* **EXERCISE REQUIREMENTS**
Copy the lines from the records below word for word, beginning at the line that contains "notes-placeholder[interactable]: Notes (hotel" and ending after the line that contains "save-button[interactable]: Save —".

** START OF DATA EXTRACT **

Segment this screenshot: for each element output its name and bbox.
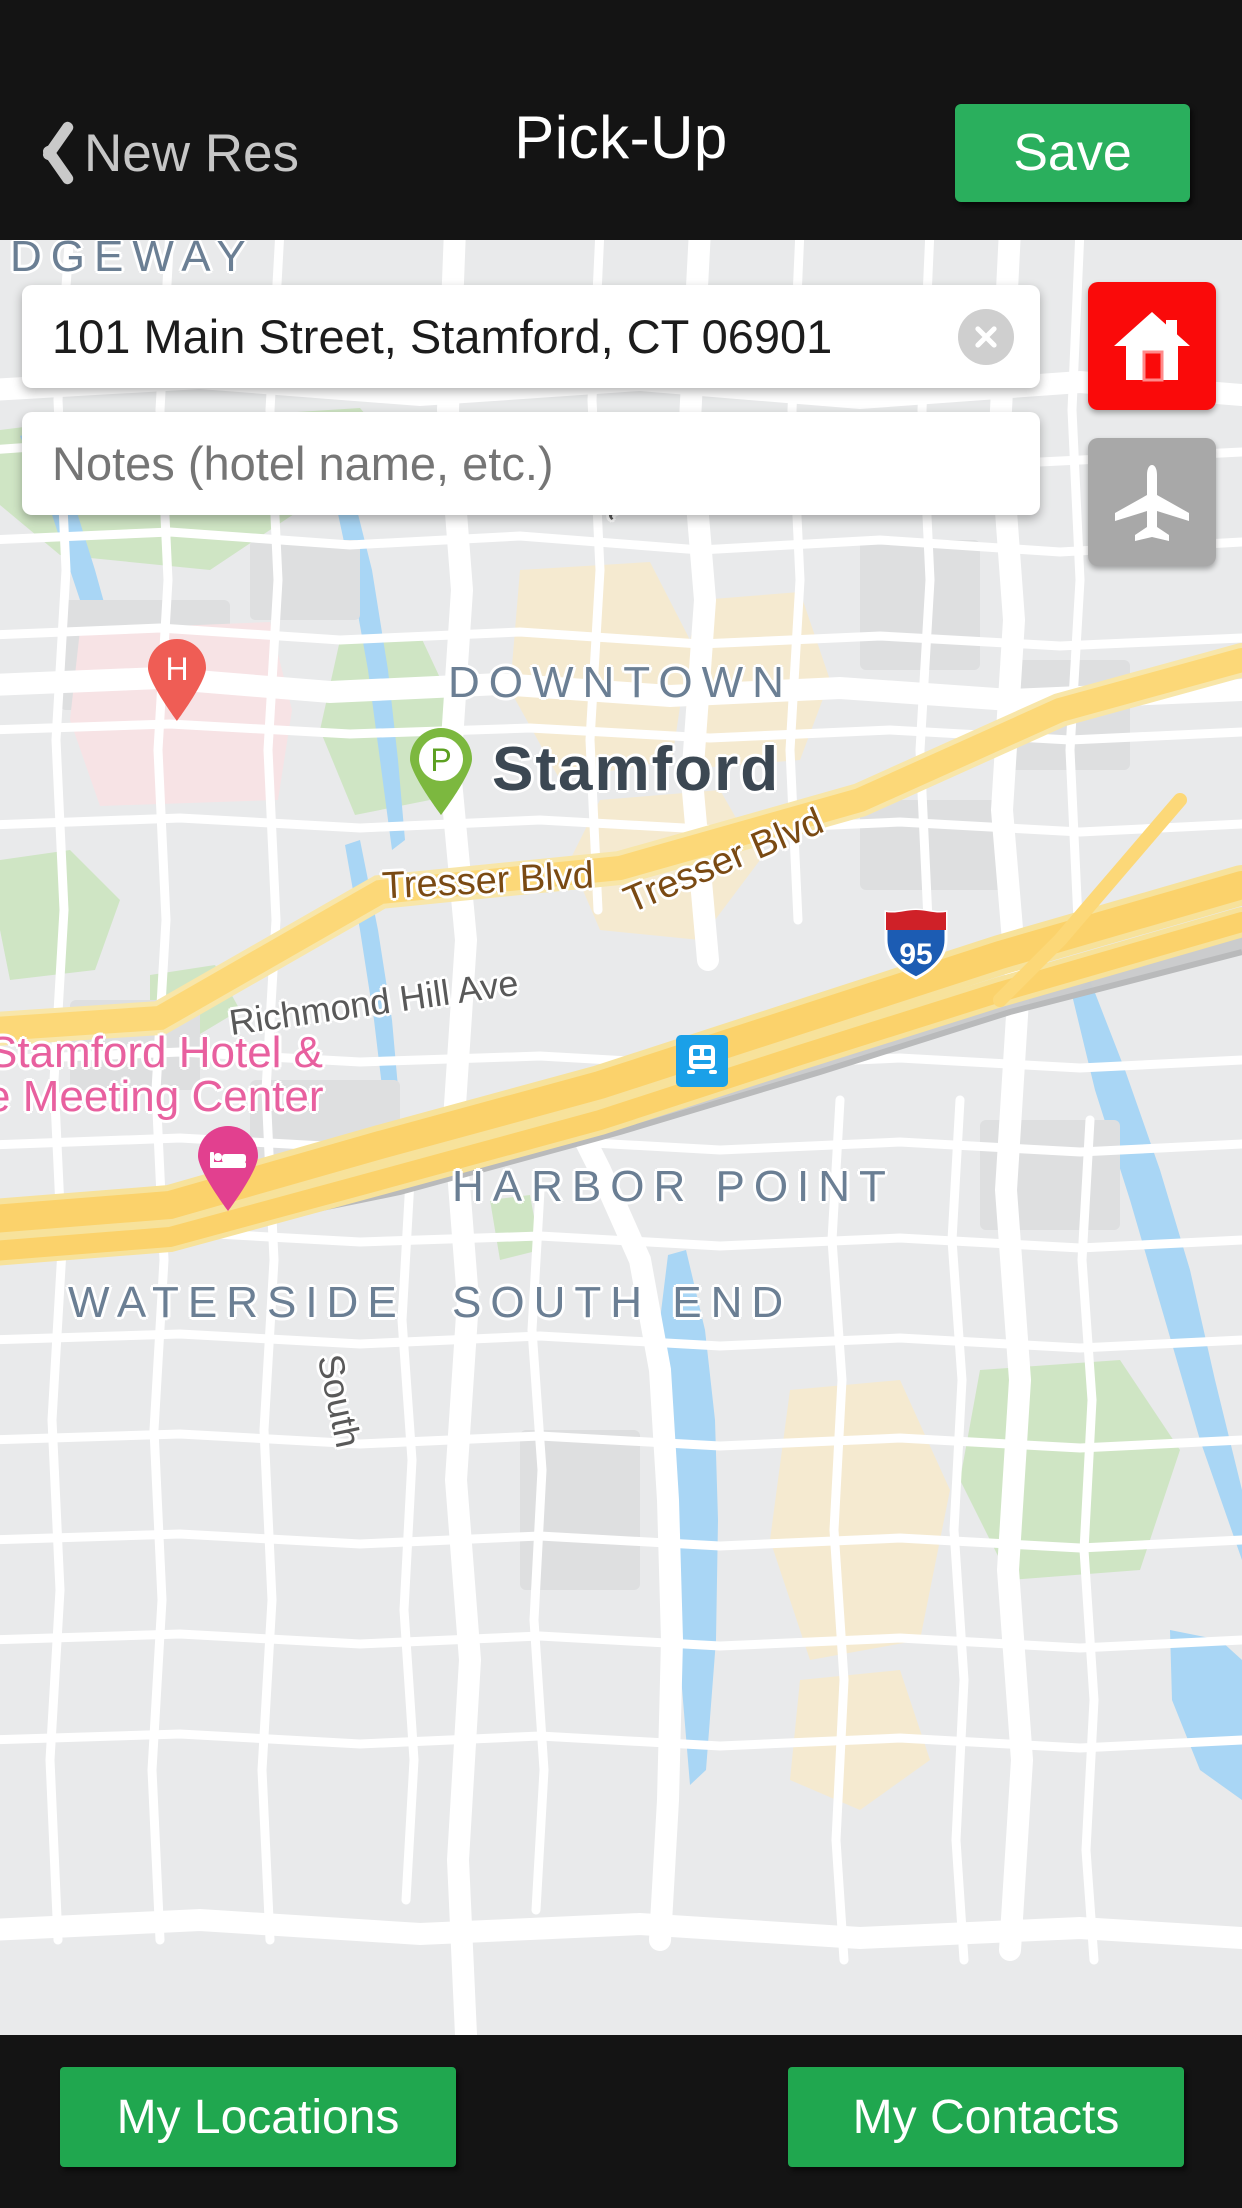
notes-placeholder[interactable]: Notes (hotel name, etc.) — [52, 436, 1040, 491]
my-locations-button[interactable]: My Locations — [60, 2067, 456, 2167]
close-circle-icon[interactable] — [958, 308, 1014, 365]
airplane-icon — [1115, 465, 1189, 541]
home-icon — [1114, 312, 1190, 382]
my-contacts-button[interactable]: My Contacts — [788, 2067, 1184, 2167]
notes-field[interactable]: Notes (hotel name, etc.) — [22, 412, 1040, 515]
home-button[interactable] — [1088, 282, 1216, 410]
footer-bar: My Locations My Contacts — [0, 2035, 1242, 2208]
address-field[interactable]: 101 Main Street, Stamford, CT 06901 — [22, 285, 1040, 388]
address-value[interactable]: 101 Main Street, Stamford, CT 06901 — [52, 309, 958, 364]
app-screen: DGEWAY DOWNTOWN HARBOR POINT WATERSIDE S… — [0, 0, 1242, 2208]
airport-button[interactable] — [1088, 438, 1216, 566]
save-button[interactable]: Save — [955, 104, 1190, 202]
header-bar: New Res Pick-Up Save — [0, 0, 1242, 240]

** END OF DATA EXTRACT **

* **RESULT OF THE EXERCISE**
notes-placeholder[interactable]: Notes (hotel name, etc.) — [52, 436, 1040, 491]
my-locations-button[interactable]: My Locations — [60, 2067, 456, 2167]
close-circle-icon[interactable] — [958, 308, 1014, 365]
airplane-icon — [1115, 465, 1189, 541]
home-icon — [1114, 312, 1190, 382]
my-contacts-button[interactable]: My Contacts — [788, 2067, 1184, 2167]
notes-field[interactable]: Notes (hotel name, etc.) — [22, 412, 1040, 515]
home-button[interactable] — [1088, 282, 1216, 410]
footer-bar: My Locations My Contacts — [0, 2035, 1242, 2208]
address-field[interactable]: 101 Main Street, Stamford, CT 06901 — [22, 285, 1040, 388]
address-value[interactable]: 101 Main Street, Stamford, CT 06901 — [52, 309, 958, 364]
app-screen: DGEWAY DOWNTOWN HARBOR POINT WATERSIDE S… — [0, 0, 1242, 2208]
airport-button[interactable] — [1088, 438, 1216, 566]
save-button[interactable]: Save — [955, 104, 1190, 202]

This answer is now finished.